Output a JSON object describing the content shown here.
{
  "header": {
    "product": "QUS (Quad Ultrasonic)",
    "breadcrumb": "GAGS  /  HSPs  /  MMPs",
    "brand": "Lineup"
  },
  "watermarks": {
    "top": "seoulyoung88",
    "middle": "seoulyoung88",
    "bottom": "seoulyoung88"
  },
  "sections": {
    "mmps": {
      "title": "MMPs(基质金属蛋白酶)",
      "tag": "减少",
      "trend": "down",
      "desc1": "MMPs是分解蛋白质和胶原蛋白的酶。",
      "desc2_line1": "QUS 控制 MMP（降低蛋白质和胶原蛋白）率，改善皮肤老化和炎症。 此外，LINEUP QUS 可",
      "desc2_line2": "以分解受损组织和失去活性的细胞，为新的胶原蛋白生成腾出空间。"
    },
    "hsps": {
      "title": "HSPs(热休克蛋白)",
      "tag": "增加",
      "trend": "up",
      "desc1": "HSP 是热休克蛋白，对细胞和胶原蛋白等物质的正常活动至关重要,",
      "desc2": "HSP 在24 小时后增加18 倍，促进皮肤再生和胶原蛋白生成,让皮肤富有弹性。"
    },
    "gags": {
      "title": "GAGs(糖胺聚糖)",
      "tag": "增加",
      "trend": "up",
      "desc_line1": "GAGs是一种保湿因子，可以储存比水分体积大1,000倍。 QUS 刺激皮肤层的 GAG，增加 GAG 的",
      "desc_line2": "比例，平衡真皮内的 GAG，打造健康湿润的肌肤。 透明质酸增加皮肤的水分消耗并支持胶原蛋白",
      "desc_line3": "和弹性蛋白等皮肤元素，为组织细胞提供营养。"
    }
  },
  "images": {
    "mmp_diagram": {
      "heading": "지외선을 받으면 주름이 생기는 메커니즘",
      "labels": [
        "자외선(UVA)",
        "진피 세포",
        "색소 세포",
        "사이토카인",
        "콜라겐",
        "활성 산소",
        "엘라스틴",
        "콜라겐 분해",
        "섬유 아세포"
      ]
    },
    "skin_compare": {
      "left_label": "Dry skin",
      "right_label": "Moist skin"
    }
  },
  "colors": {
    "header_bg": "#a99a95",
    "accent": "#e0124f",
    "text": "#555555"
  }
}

================================

Exercise requirements: Search the lines above for the string "title" and copy each line that has it.

Exercise output:
      "title": "MMPs(基质金属蛋白酶)",
      "title": "HSPs(热休克蛋白)",
      "title": "GAGs(糖胺聚糖)",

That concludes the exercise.